What is expected = In the entries below, find every line with "JSON" and copy it.

Extracted material =

-----

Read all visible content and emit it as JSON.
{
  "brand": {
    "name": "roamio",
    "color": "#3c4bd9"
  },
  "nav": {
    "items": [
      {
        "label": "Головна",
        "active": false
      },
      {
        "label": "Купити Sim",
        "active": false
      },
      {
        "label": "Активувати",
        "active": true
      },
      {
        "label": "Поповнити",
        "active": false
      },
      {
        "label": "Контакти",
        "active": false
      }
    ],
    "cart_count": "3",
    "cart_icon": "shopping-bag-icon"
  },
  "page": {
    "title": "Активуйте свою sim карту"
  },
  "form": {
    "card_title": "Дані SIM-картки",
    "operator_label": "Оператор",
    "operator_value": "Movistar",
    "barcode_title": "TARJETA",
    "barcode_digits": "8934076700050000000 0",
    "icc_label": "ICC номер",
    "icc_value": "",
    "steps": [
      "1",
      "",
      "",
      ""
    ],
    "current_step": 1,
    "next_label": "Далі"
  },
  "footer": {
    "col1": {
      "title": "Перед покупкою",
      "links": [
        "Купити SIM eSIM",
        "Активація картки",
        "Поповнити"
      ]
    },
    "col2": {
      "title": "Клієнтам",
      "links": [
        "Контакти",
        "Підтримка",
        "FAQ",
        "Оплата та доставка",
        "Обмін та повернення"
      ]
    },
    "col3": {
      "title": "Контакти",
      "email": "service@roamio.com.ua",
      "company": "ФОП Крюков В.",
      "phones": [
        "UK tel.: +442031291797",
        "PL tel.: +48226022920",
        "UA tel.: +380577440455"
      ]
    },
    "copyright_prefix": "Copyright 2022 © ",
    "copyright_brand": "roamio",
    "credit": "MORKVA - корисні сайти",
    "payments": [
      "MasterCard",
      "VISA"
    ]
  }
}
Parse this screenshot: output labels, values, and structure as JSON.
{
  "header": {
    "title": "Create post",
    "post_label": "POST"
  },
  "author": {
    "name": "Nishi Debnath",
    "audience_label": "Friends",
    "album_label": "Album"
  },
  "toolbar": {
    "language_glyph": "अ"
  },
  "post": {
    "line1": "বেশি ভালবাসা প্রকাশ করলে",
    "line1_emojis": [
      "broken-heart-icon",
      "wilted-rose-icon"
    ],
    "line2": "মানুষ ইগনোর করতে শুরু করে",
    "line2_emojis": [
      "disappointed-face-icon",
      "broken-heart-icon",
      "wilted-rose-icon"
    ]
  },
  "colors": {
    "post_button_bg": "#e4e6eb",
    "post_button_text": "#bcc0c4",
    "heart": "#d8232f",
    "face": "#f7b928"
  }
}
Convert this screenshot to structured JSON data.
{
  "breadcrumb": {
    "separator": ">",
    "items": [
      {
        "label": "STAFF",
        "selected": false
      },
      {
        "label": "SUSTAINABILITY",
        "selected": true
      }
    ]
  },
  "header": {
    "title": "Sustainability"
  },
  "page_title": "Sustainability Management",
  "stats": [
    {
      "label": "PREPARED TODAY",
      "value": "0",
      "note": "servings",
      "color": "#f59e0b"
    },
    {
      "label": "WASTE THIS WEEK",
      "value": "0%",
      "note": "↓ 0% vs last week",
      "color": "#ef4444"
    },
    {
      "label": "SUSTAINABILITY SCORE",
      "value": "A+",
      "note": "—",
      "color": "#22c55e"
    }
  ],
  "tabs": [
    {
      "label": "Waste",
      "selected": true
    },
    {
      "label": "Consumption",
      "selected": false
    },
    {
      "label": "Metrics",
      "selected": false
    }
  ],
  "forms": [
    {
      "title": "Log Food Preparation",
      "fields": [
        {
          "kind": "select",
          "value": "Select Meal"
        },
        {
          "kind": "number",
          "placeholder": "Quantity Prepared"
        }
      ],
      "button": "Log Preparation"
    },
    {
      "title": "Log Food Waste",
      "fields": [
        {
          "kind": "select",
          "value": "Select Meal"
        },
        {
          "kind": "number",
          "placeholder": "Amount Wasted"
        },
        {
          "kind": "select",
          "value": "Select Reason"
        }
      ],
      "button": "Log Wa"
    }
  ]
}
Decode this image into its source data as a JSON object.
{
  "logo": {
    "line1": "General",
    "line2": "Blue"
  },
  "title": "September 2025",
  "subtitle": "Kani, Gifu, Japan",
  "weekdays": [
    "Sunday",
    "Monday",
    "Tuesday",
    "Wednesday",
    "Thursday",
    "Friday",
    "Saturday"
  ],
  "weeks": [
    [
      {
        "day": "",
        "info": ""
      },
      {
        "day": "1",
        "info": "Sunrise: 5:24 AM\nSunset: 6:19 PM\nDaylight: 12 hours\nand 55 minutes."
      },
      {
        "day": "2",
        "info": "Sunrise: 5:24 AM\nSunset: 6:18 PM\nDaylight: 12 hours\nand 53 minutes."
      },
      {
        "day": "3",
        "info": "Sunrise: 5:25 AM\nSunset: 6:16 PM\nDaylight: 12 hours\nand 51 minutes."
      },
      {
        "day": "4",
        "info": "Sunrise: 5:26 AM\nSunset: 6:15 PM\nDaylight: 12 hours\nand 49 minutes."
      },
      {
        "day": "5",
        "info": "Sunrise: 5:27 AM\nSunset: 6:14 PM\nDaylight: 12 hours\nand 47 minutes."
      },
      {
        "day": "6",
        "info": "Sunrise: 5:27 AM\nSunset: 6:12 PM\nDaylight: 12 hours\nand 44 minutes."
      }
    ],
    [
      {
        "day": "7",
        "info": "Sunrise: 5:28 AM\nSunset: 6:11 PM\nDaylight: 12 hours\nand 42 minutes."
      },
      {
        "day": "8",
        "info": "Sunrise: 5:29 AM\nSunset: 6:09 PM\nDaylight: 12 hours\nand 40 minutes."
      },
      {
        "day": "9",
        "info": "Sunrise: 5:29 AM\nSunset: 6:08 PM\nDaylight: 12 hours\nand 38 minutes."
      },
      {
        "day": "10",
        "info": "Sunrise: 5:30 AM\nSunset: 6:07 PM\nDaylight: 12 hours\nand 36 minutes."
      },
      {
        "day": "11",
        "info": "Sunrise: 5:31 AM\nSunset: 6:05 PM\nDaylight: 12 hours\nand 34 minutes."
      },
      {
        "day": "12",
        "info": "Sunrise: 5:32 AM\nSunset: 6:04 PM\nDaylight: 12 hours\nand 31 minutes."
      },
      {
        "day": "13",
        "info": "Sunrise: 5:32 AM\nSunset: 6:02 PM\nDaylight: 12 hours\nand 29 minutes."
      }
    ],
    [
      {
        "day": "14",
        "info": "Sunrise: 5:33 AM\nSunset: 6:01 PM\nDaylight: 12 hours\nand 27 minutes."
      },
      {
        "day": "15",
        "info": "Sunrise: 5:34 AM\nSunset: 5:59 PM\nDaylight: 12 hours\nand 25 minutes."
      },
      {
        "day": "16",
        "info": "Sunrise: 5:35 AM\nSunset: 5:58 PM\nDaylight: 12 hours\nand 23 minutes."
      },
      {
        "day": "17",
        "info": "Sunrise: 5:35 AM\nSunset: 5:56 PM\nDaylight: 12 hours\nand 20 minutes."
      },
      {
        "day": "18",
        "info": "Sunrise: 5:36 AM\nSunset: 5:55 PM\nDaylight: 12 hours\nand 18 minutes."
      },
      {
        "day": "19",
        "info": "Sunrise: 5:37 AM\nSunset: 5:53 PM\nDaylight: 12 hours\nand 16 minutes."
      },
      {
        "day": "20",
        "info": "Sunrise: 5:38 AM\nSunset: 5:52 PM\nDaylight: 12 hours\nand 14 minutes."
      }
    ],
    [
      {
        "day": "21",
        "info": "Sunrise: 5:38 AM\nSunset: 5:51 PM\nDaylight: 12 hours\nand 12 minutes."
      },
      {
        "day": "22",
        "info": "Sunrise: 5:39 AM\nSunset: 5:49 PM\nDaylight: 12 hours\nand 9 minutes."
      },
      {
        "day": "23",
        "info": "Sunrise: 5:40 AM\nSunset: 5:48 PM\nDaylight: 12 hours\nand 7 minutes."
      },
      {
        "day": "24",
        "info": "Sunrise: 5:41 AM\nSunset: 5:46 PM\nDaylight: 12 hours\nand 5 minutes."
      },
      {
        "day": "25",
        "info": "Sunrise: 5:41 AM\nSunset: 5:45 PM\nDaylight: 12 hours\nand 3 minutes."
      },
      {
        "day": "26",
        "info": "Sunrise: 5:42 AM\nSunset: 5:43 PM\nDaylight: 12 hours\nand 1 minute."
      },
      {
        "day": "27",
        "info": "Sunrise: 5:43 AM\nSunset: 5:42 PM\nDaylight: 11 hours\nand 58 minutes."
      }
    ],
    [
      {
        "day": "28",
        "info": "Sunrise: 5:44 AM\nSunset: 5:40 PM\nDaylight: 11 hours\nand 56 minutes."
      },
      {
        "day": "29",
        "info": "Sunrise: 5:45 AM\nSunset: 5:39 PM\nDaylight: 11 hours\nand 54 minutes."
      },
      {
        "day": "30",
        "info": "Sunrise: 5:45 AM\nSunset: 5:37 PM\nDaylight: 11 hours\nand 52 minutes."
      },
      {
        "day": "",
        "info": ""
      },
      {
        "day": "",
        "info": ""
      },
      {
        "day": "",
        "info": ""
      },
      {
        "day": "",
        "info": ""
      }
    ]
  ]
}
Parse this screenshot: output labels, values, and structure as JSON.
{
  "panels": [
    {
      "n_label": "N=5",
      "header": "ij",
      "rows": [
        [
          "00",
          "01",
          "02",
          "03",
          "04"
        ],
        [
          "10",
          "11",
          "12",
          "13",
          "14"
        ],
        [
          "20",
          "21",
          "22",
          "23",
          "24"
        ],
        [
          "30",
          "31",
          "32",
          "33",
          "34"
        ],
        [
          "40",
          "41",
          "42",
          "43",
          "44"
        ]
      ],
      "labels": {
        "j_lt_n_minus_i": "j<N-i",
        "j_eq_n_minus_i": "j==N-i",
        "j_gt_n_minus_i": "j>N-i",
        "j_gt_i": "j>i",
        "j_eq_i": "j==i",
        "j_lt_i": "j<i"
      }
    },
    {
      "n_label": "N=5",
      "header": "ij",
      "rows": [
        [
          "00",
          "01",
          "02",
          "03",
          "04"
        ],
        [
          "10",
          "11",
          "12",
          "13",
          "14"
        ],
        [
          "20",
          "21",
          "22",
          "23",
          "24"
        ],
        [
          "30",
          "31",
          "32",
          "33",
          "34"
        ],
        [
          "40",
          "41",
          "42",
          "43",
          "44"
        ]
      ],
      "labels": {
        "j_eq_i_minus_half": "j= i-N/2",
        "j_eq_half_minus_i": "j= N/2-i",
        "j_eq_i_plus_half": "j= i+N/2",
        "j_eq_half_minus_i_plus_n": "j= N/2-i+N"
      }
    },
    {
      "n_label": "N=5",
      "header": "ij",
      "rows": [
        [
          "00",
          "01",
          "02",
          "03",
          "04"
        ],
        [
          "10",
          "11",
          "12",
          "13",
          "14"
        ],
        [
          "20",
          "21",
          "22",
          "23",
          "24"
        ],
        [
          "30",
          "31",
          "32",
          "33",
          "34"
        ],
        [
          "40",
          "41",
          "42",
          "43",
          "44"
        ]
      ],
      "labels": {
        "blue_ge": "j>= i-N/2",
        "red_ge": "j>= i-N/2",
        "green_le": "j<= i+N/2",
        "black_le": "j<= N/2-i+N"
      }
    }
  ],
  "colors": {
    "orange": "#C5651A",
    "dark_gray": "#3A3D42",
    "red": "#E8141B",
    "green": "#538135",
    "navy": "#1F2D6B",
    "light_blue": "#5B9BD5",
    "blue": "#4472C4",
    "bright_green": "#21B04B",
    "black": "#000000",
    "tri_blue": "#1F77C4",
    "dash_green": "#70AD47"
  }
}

-----

Full response =
Read all visible content and emit it as JSON.
Parse this screenshot: output labels, values, and structure as JSON.
Convert this screenshot to structured JSON data.
Decode this image into its source data as a JSON object.
Parse this screenshot: output labels, values, and structure as JSON.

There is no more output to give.